▶ EXERCISE DETAILS
Without altering anything, repeat each of the records.
--- Begin ---
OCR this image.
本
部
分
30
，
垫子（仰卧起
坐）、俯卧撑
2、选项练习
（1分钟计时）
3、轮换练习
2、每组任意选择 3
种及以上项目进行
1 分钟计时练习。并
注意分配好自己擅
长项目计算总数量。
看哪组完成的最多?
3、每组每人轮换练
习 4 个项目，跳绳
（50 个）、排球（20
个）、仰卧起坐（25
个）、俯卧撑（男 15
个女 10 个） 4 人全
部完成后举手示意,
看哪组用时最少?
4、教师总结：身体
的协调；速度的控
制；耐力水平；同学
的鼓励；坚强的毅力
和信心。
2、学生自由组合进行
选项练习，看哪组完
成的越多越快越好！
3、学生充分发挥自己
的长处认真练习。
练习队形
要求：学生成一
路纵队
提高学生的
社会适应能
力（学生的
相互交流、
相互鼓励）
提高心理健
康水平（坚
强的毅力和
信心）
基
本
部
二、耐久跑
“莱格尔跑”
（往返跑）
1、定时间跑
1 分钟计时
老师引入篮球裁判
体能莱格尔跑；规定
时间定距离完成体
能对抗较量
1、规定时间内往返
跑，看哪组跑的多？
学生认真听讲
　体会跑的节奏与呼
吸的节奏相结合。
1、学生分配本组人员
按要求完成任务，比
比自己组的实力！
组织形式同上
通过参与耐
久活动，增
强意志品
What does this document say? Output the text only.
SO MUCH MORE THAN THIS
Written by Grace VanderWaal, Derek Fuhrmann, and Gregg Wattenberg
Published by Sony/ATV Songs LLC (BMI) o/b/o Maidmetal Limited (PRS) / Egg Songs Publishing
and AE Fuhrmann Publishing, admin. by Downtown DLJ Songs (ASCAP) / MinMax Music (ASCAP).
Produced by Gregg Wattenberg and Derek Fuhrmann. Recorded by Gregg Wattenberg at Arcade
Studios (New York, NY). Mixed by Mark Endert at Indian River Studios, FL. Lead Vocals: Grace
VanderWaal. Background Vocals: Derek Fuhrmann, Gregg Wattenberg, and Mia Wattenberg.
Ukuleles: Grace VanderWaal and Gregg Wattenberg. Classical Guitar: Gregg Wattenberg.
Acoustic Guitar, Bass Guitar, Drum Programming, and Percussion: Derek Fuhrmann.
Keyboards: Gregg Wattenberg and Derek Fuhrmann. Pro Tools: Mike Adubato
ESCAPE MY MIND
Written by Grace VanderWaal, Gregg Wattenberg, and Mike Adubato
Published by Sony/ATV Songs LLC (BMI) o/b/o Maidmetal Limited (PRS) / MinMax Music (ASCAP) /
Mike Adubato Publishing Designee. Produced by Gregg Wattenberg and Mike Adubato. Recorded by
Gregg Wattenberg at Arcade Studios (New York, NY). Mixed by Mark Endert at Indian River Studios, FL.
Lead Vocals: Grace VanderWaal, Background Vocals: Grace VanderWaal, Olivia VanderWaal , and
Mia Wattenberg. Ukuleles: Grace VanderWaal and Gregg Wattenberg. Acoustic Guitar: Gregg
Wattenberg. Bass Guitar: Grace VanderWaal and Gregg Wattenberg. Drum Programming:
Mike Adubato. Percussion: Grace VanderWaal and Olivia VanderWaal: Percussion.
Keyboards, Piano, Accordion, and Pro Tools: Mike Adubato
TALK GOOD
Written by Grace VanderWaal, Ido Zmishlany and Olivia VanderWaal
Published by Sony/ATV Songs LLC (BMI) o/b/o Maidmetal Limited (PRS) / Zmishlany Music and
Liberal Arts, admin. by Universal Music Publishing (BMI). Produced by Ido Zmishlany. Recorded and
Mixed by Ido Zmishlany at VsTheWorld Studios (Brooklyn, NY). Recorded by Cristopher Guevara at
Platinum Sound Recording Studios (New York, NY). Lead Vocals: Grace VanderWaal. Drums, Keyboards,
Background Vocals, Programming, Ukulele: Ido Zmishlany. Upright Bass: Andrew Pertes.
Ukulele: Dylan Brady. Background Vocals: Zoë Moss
--- End ---
▶ EXERCISE RESPONSE
OCR this image.
本
部
分
30
，
垫子（仰卧起
坐）、俯卧撑
2、选项练习
（1分钟计时）
3、轮换练习
2、每组任意选择 3
种及以上项目进行
1 分钟计时练习。并
注意分配好自己擅
长项目计算总数量。
看哪组完成的最多?
3、每组每人轮换练
习 4 个项目，跳绳
（50 个）、排球（20
个）、仰卧起坐（25
个）、俯卧撑（男 15
个女 10 个） 4 人全
部完成后举手示意,
看哪组用时最少?
4、教师总结：身体
的协调；速度的控
制；耐力水平；同学
的鼓励；坚强的毅力
和信心。
2、学生自由组合进行
选项练习，看哪组完
成的越多越快越好！
3、学生充分发挥自己
的长处认真练习。
练习队形
要求：学生成一
路纵队
提高学生的
社会适应能
力（学生的
相互交流、
相互鼓励）
提高心理健
康水平（坚
强的毅力和
信心）
基
本
部
二、耐久跑
“莱格尔跑”
（往返跑）
1、定时间跑
1 分钟计时
老师引入篮球裁判
体能莱格尔跑；规定
时间定距离完成体
能对抗较量
1、规定时间内往返
跑，看哪组跑的多？
学生认真听讲
　体会跑的节奏与呼
吸的节奏相结合。
1、学生分配本组人员
按要求完成任务，比
比自己组的实力！
组织形式同上
通过参与耐
久活动，增
强意志品
What does this document say? Output the text only.
SO MUCH MORE THAN THIS
Written by Grace VanderWaal, Derek Fuhrmann, and Gregg Wattenberg
Published by Sony/ATV Songs LLC (BMI) o/b/o Maidmetal Limited (PRS) / Egg Songs Publishing
and AE Fuhrmann Publishing, admin. by Downtown DLJ Songs (ASCAP) / MinMax Music (ASCAP).
Produced by Gregg Wattenberg and Derek Fuhrmann. Recorded by Gregg Wattenberg at Arcade
Studios (New York, NY). Mixed by Mark Endert at Indian River Studios, FL. Lead Vocals: Grace
VanderWaal. Background Vocals: Derek Fuhrmann, Gregg Wattenberg, and Mia Wattenberg.
Ukuleles: Grace VanderWaal and Gregg Wattenberg. Classical Guitar: Gregg Wattenberg.
Acoustic Guitar, Bass Guitar, Drum Programming, and Percussion: Derek Fuhrmann.
Keyboards: Gregg Wattenberg and Derek Fuhrmann. Pro Tools: Mike Adubato
ESCAPE MY MIND
Written by Grace VanderWaal, Gregg Wattenberg, and Mike Adubato
Published by Sony/ATV Songs LLC (BMI) o/b/o Maidmetal Limited (PRS) / MinMax Music (ASCAP) /
Mike Adubato Publishing Designee. Produced by Gregg Wattenberg and Mike Adubato. Recorded by
Gregg Wattenberg at Arcade Studios (New York, NY). Mixed by Mark Endert at Indian River Studios, FL.
Lead Vocals: Grace VanderWaal, Background Vocals: Grace VanderWaal, Olivia VanderWaal , and
Mia Wattenberg. Ukuleles: Grace VanderWaal and Gregg Wattenberg. Acoustic Guitar: Gregg
Wattenberg. Bass Guitar: Grace VanderWaal and Gregg Wattenberg. Drum Programming:
Mike Adubato. Percussion: Grace VanderWaal and Olivia VanderWaal: Percussion.
Keyboards, Piano, Accordion, and Pro Tools: Mike Adubato
TALK GOOD
Written by Grace VanderWaal, Ido Zmishlany and Olivia VanderWaal
Published by Sony/ATV Songs LLC (BMI) o/b/o Maidmetal Limited (PRS) / Zmishlany Music and
Liberal Arts, admin. by Universal Music Publishing (BMI). Produced by Ido Zmishlany. Recorded and
Mixed by Ido Zmishlany at VsTheWorld Studios (Brooklyn, NY). Recorded by Cristopher Guevara at
Platinum Sound Recording Studios (New York, NY). Lead Vocals: Grace VanderWaal. Drums, Keyboards,
Background Vocals, Programming, Ukulele: Ido Zmishlany. Upright Bass: Andrew Pertes.
Ukulele: Dylan Brady. Background Vocals: Zoë Moss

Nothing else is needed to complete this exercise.